(Figure collection entries)
>> Start

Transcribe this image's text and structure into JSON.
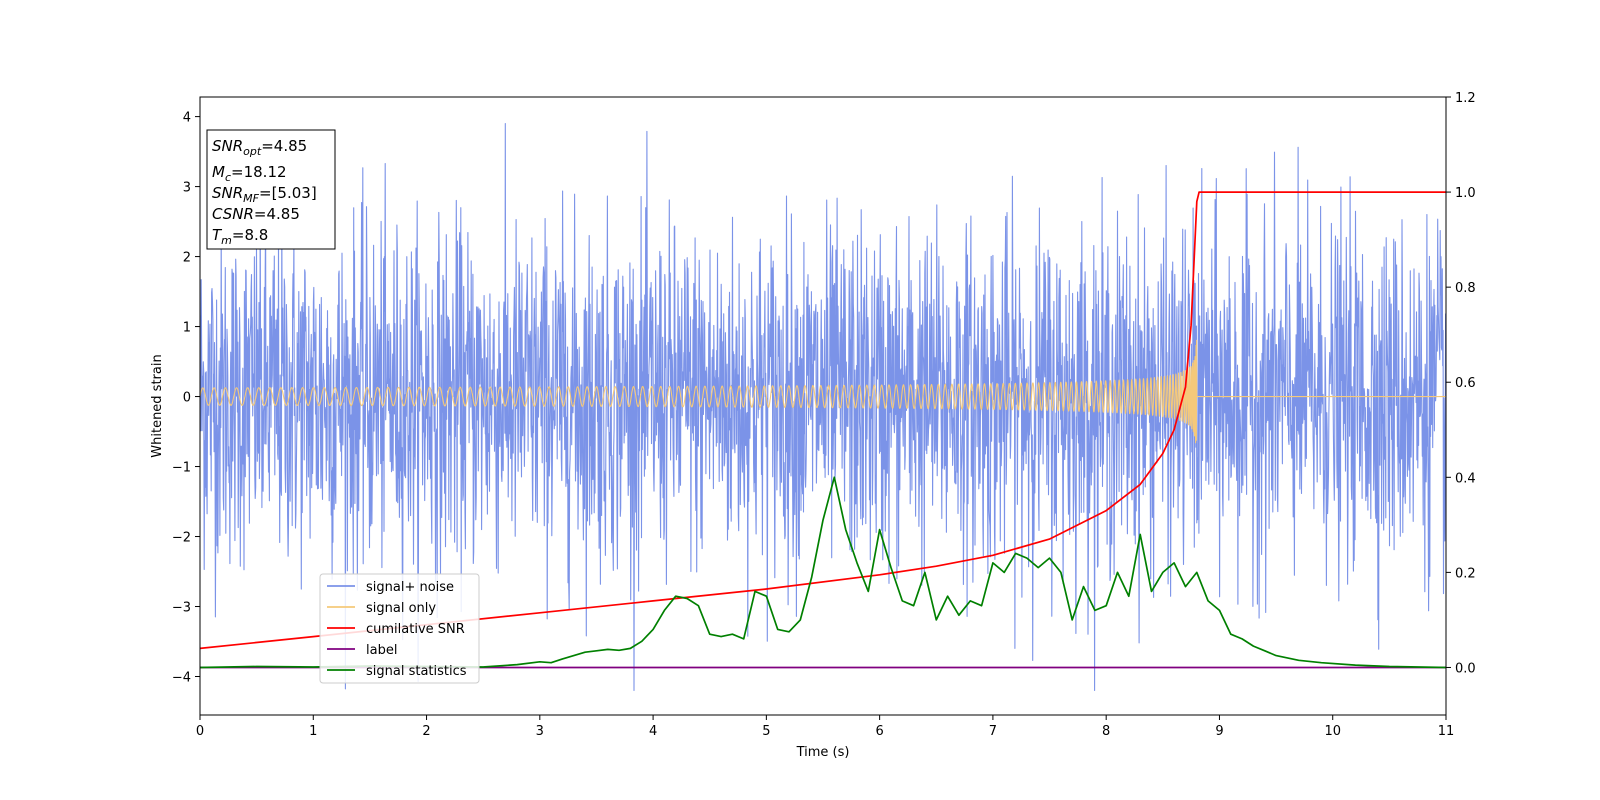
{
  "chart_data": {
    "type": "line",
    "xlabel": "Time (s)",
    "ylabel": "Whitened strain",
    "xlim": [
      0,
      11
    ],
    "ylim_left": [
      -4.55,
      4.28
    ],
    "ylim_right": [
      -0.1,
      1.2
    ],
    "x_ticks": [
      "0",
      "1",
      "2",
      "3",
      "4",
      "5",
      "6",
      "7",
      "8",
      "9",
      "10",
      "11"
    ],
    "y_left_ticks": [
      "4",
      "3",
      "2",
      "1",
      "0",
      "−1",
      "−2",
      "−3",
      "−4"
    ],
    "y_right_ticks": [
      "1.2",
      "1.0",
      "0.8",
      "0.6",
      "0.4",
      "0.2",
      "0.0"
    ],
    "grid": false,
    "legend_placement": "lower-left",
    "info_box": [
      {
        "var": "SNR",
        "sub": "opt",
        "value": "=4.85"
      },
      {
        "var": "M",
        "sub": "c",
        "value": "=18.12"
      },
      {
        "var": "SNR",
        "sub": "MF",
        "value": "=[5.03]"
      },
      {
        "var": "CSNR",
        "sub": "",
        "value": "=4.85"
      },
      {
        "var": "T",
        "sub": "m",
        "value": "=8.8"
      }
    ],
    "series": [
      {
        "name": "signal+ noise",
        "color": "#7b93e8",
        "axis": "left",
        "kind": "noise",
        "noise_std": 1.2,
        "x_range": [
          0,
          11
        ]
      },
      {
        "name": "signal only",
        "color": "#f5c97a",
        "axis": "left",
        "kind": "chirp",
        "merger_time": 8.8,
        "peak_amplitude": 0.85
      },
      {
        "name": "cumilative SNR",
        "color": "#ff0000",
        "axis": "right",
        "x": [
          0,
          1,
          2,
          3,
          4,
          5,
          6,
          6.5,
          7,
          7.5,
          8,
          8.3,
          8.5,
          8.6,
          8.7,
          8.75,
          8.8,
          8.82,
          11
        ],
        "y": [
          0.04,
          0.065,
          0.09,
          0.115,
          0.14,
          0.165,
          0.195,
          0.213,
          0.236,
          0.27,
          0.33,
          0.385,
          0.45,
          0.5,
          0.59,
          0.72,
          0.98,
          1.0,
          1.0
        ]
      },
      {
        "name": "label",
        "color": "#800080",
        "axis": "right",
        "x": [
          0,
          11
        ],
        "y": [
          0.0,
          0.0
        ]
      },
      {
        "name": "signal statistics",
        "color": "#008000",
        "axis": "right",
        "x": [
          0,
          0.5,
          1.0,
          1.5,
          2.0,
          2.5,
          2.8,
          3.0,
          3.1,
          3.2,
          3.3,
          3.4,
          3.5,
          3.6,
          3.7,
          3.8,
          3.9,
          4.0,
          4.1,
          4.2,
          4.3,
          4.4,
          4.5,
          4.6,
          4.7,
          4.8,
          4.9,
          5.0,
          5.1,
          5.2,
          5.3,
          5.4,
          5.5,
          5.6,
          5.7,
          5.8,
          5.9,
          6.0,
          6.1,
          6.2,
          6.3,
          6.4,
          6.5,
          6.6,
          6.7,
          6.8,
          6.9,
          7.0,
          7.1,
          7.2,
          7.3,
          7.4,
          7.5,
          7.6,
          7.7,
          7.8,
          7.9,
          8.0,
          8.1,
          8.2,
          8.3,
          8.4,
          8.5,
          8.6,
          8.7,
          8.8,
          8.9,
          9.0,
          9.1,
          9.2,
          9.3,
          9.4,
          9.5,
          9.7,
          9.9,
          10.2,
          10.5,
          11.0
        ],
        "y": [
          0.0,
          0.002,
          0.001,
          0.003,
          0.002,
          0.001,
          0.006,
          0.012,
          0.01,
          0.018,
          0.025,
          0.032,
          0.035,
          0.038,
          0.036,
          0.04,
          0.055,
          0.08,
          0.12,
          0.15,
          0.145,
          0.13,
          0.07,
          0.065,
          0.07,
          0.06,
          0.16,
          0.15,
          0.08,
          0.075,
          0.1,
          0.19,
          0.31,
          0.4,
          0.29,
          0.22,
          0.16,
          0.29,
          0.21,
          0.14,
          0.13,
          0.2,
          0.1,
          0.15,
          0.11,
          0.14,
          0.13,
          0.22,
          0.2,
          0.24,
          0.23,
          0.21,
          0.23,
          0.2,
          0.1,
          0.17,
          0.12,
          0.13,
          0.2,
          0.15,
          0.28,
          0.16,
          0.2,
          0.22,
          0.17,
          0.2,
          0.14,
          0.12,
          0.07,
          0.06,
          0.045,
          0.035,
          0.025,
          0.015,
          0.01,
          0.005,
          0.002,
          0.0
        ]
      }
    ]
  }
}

>> End
>> Start

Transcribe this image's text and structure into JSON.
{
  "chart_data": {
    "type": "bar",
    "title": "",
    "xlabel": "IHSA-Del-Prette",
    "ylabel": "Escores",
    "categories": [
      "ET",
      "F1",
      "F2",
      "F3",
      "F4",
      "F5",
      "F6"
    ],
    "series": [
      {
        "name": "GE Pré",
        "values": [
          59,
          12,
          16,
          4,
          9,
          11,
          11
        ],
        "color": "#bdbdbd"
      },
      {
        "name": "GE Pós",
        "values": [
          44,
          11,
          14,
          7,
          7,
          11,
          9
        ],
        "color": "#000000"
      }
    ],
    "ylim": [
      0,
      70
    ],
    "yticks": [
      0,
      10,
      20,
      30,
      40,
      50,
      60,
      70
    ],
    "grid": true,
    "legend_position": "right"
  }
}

>> End

• Prompt: Find the lines containing "color" and list every one of them.

• Task output:
        "color": "#7b93e8",
        "color": "#f5c97a",
        "color": "#ff0000",
        "color": "#800080",
        "color": "#008000",
        "color": "#bdbdbd"
        "color": "#000000"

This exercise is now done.